▸ What you are asked to do
Count each line in which the word "Secretary" appears. Reply with the total and nothing more.

-- begin Input data --

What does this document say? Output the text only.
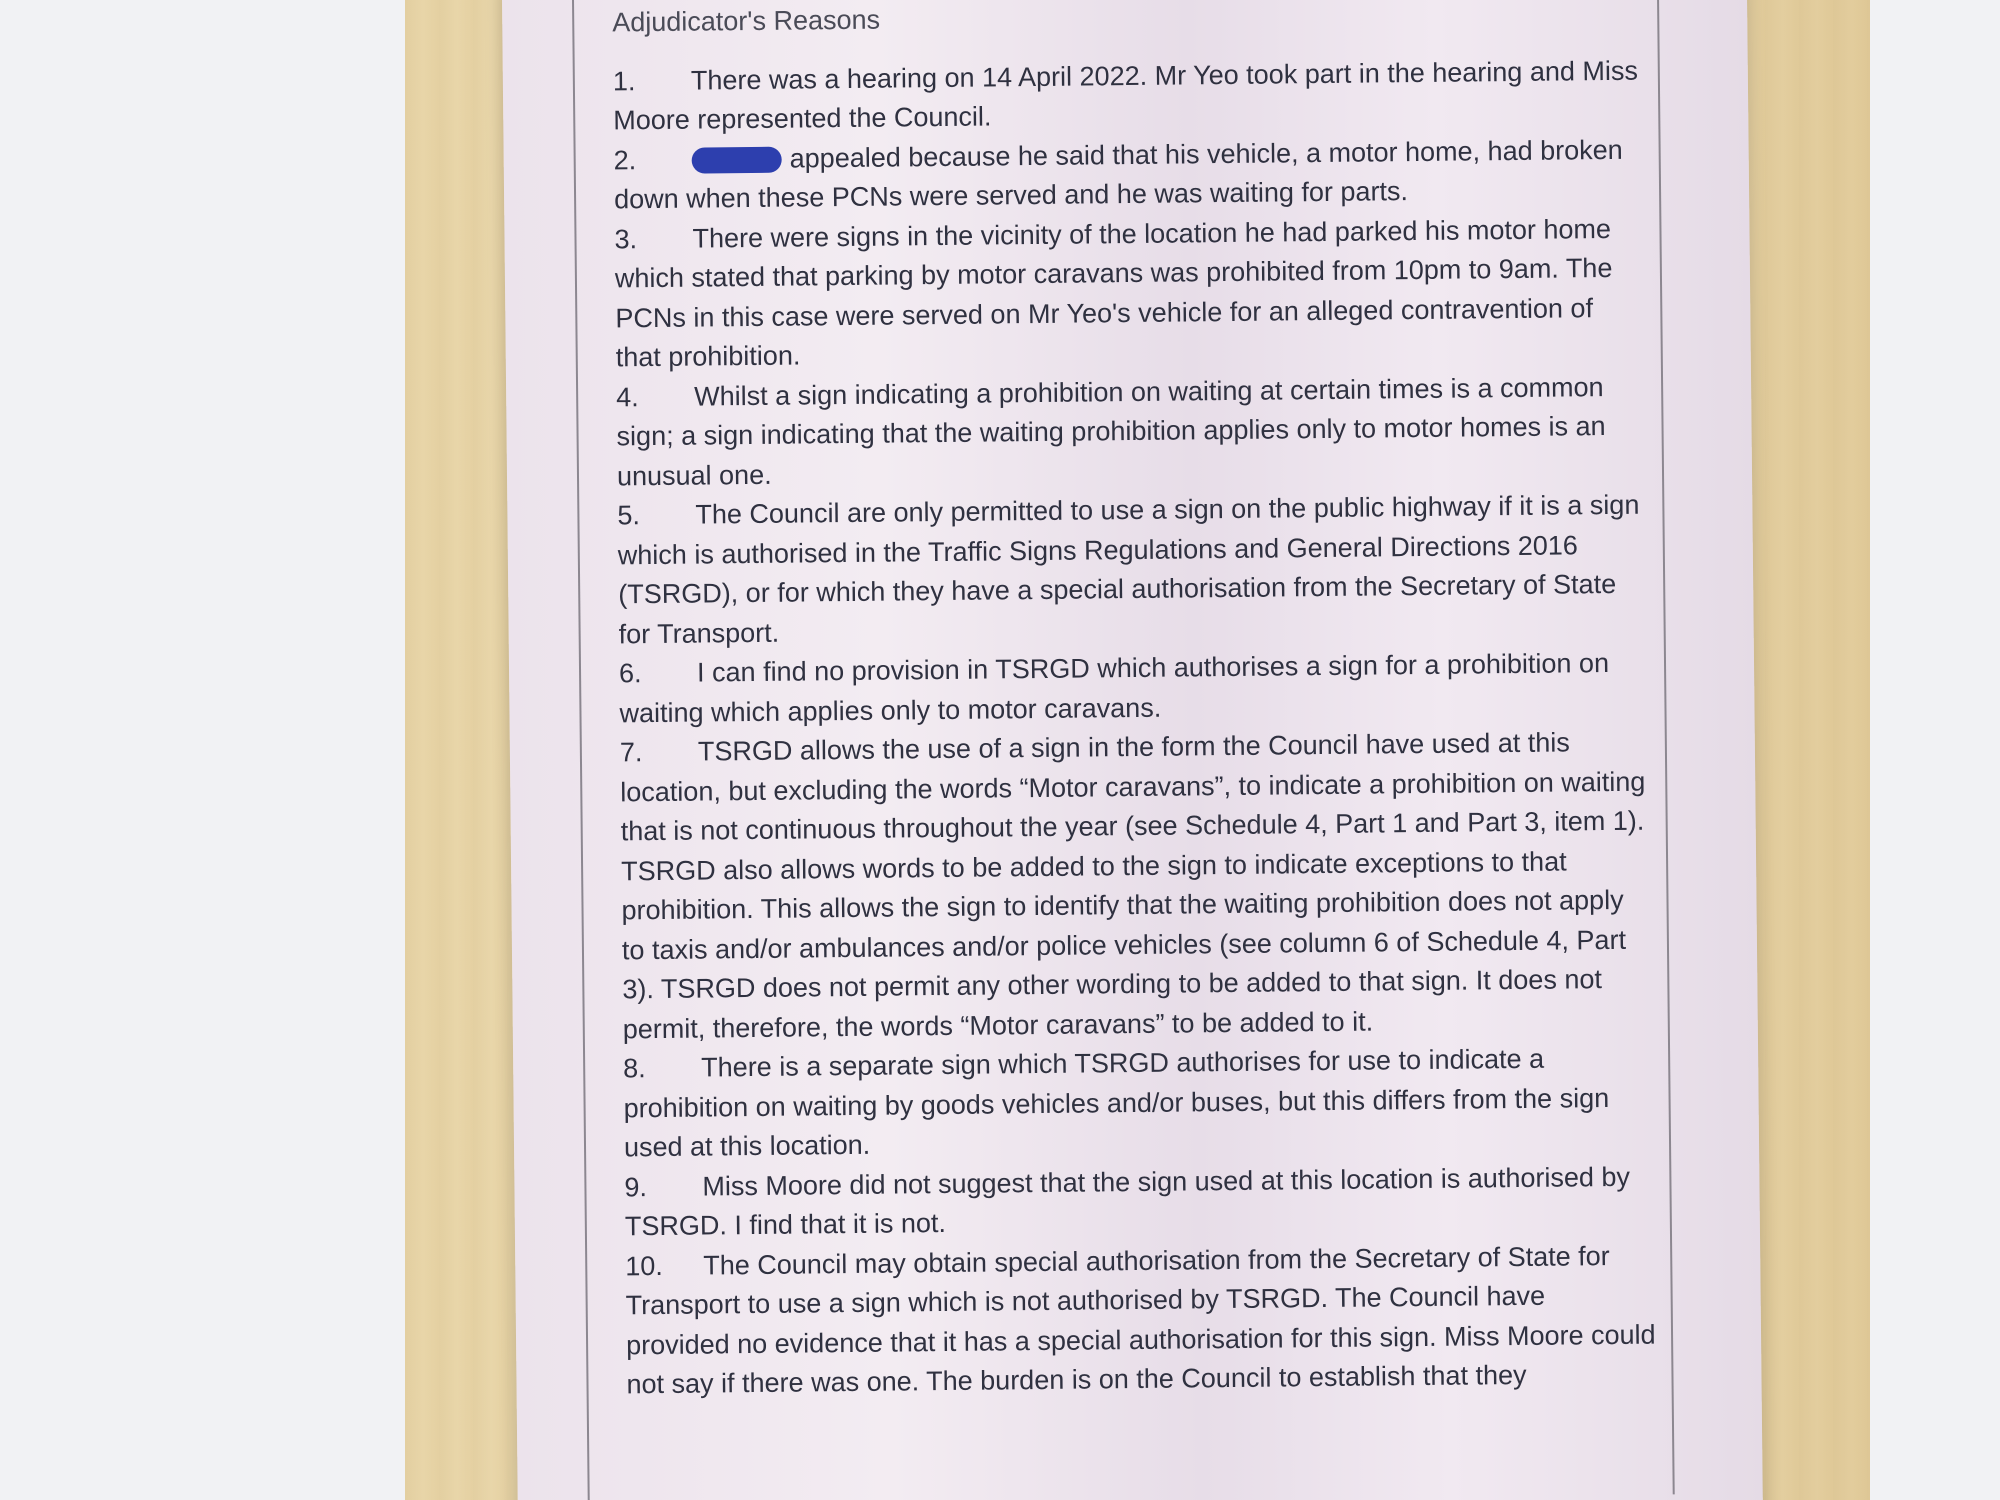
Adjudicator's Reasons

1. There was a hearing on 14 April 2022. Mr Yeo took part in the hearing and Miss Moore represented the Council.

2.	appealed because he said that his vehicle, a motor home, had broken down when these PCNs were served and he was waiting for parts.

3. There were signs in the vicinity of the location he had parked his motor home which stated that parking by motor caravans was prohibited from 10pm to 9am. The PCNs in this case were served on Mr Yeo's vehicle for an alleged contravention of that prohibition.

4. Whilst a sign indicating a prohibition on waiting at certain times is a common sign; a sign indicating that the waiting prohibition applies only to motor homes is an unusual one.

5. The Council are only permitted to use a sign on the public highway if it is a sign which is authorised in the Traffic Signs Regulations and General Directions 2016 (TSRGD), or for which they have a special authorisation from the Secretary of State for Transport.

6. I can find no provision in TSRGD which authorises a sign for a prohibition on waiting which applies only to motor caravans.

7. TSRGD allows the use of a sign in the form the Council have used at this location, but excluding the words “Motor caravans”, to indicate a prohibition on waiting that is not continuous throughout the year (see Schedule 4, Part 1 and Part 3, item 1). TSRGD also allows words to be added to the sign to indicate exceptions to that prohibition. This allows the sign to identify that the waiting prohibition does not apply to taxis and/or ambulances and/or police vehicles (see column 6 of Schedule 4, Part 3). TSRGD does not permit any other wording to be added to that sign. It does not permit, therefore, the words “Motor caravans” to be added to it.

8. There is a separate sign which TSRGD authorises for use to indicate a prohibition on waiting by goods vehicles and/or buses, but this differs from the sign used at this location.

9. Miss Moore did not suggest that the sign used at this location is authorised by TSRGD. I find that it is not.

10. The Council may obtain special authorisation from the Secretary of State for Transport to use a sign which is not authorised by TSRGD. The Council have provided no evidence that it has a special authorisation for this sign. Miss Moore could not say if there was one. The burden is on the Council to establish that they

-- end Input data --

▸ Output of the task
2